§ PROBLEM REQUIREMENTS
Copy out every line exactly, passing over the pictures.

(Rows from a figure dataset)
** begin **

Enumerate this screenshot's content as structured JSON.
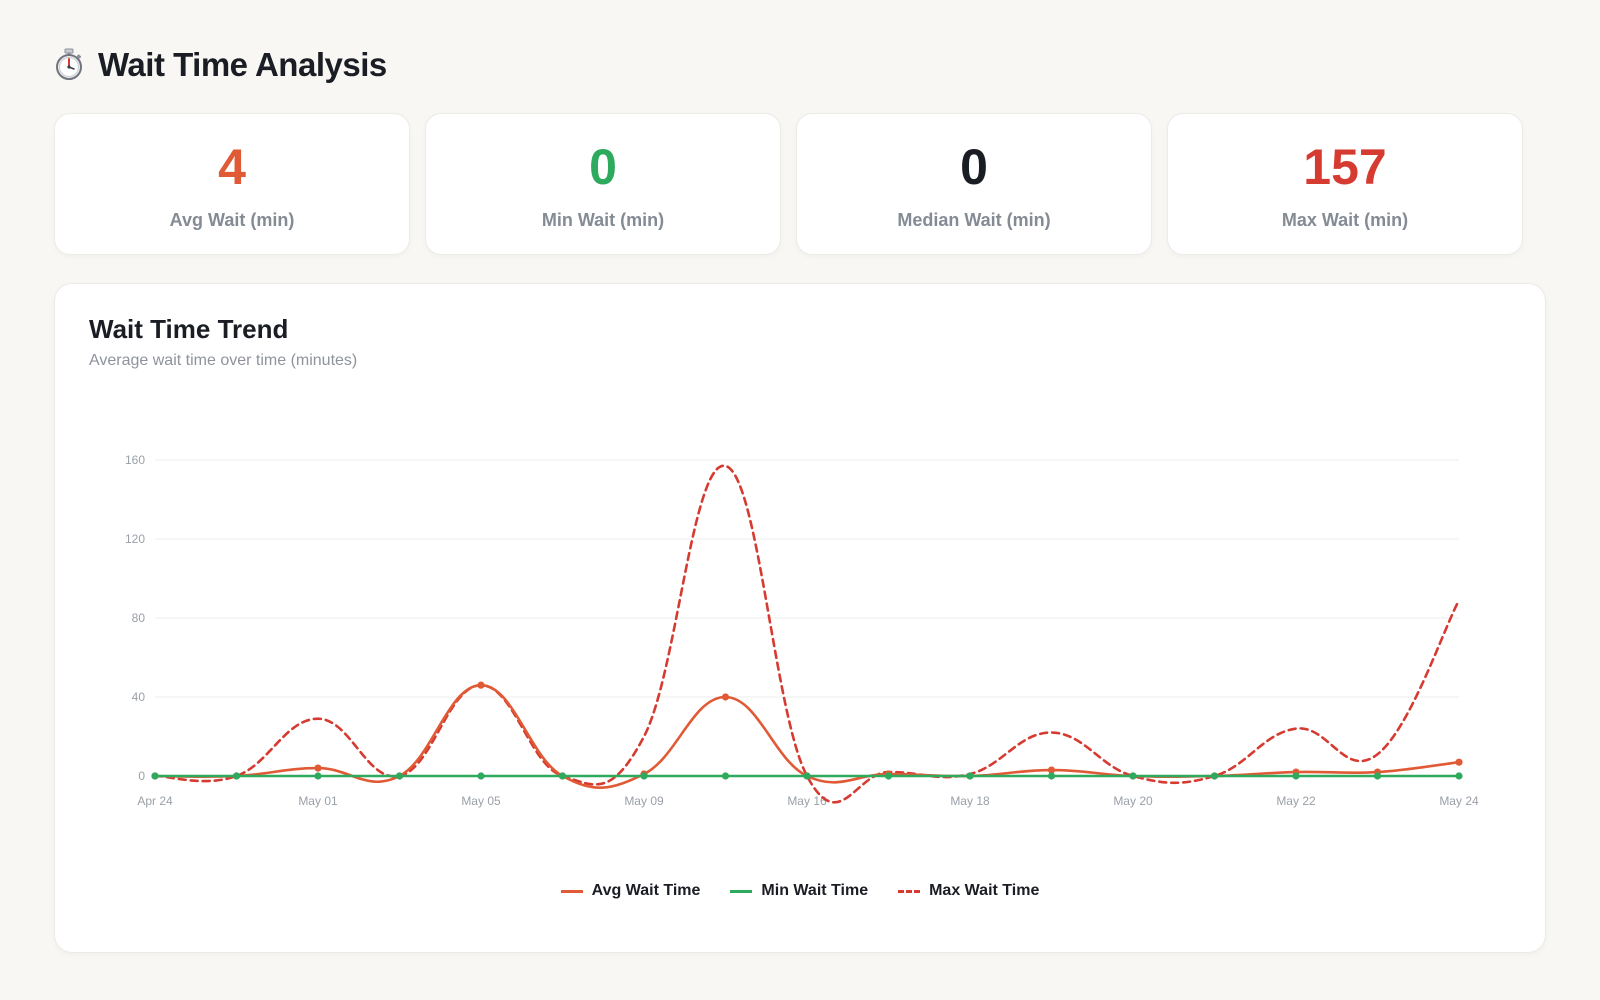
{
  "header": {
    "title": "Wait Time Analysis",
    "icon": "stopwatch-icon"
  },
  "stats": [
    {
      "value": "4",
      "label": "Avg Wait (min)",
      "color": "#e05a35"
    },
    {
      "value": "0",
      "label": "Min Wait (min)",
      "color": "#2eaa5f"
    },
    {
      "value": "0",
      "label": "Median Wait (min)",
      "color": "#1a1d23"
    },
    {
      "value": "157",
      "label": "Max Wait (min)",
      "color": "#d63b32"
    }
  ],
  "chart": {
    "title": "Wait Time Trend",
    "subtitle": "Average wait time over time (minutes)"
  },
  "chart_data": {
    "type": "line",
    "title": "Wait Time Trend",
    "subtitle": "Average wait time over time (minutes)",
    "xlabel": "",
    "ylabel": "",
    "x_tick_labels": [
      "Apr 24",
      "",
      "May 01",
      "",
      "May 05",
      "",
      "May 09",
      "",
      "May 16",
      "",
      "May 18",
      "",
      "May 20",
      "",
      "May 22",
      "",
      "May 24"
    ],
    "ylim": [
      0,
      160
    ],
    "yticks": [
      0,
      40,
      80,
      120,
      160
    ],
    "grid": "horizontal",
    "legend": "bottom-center",
    "series": [
      {
        "name": "Avg Wait Time",
        "color": "#e05a35",
        "dashed": false,
        "show_points": true,
        "values": [
          0,
          0,
          4,
          0,
          46,
          0,
          1,
          40,
          0,
          1,
          0,
          3,
          0,
          0,
          2,
          2,
          7
        ]
      },
      {
        "name": "Min Wait Time",
        "color": "#2eaa5f",
        "dashed": false,
        "show_points": true,
        "values": [
          0,
          0,
          0,
          0,
          0,
          0,
          0,
          0,
          0,
          0,
          0,
          0,
          0,
          0,
          0,
          0,
          0
        ]
      },
      {
        "name": "Max Wait Time",
        "color": "#d63b32",
        "dashed": true,
        "show_points": false,
        "values": [
          0,
          0,
          29,
          0,
          46,
          0,
          20,
          157,
          0,
          2,
          1,
          22,
          0,
          0,
          24,
          11,
          89
        ]
      }
    ]
  }
}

** end **

§ TASK RESULT
Enumerate this screenshot's content as structured JSON.
{
  "header": {
    "title": "Wait Time Analysis",
    "icon": "stopwatch-icon"
  },
  "stats": [
    {
      "value": "4",
      "label": "Avg Wait (min)",
      "color": "#e05a35"
    },
    {
      "value": "0",
      "label": "Min Wait (min)",
      "color": "#2eaa5f"
    },
    {
      "value": "0",
      "label": "Median Wait (min)",
      "color": "#1a1d23"
    },
    {
      "value": "157",
      "label": "Max Wait (min)",
      "color": "#d63b32"
    }
  ],
  "chart": {
    "title": "Wait Time Trend",
    "subtitle": "Average wait time over time (minutes)"
  },
  "chart_data": {
    "type": "line",
    "title": "Wait Time Trend",
    "subtitle": "Average wait time over time (minutes)",
    "xlabel": "",
    "ylabel": "",
    "x_tick_labels": [
      "Apr 24",
      "",
      "May 01",
      "",
      "May 05",
      "",
      "May 09",
      "",
      "May 16",
      "",
      "May 18",
      "",
      "May 20",
      "",
      "May 22",
      "",
      "May 24"
    ],
    "ylim": [
      0,
      160
    ],
    "yticks": [
      0,
      40,
      80,
      120,
      160
    ],
    "grid": "horizontal",
    "legend": "bottom-center",
    "series": [
      {
        "name": "Avg Wait Time",
        "color": "#e05a35",
        "dashed": false,
        "show_points": true,
        "values": [
          0,
          0,
          4,
          0,
          46,
          0,
          1,
          40,
          0,
          1,
          0,
          3,
          0,
          0,
          2,
          2,
          7
        ]
      },
      {
        "name": "Min Wait Time",
        "color": "#2eaa5f",
        "dashed": false,
        "show_points": true,
        "values": [
          0,
          0,
          0,
          0,
          0,
          0,
          0,
          0,
          0,
          0,
          0,
          0,
          0,
          0,
          0,
          0,
          0
        ]
      },
      {
        "name": "Max Wait Time",
        "color": "#d63b32",
        "dashed": true,
        "show_points": false,
        "values": [
          0,
          0,
          29,
          0,
          46,
          0,
          20,
          157,
          0,
          2,
          1,
          22,
          0,
          0,
          24,
          11,
          89
        ]
      }
    ]
  }
}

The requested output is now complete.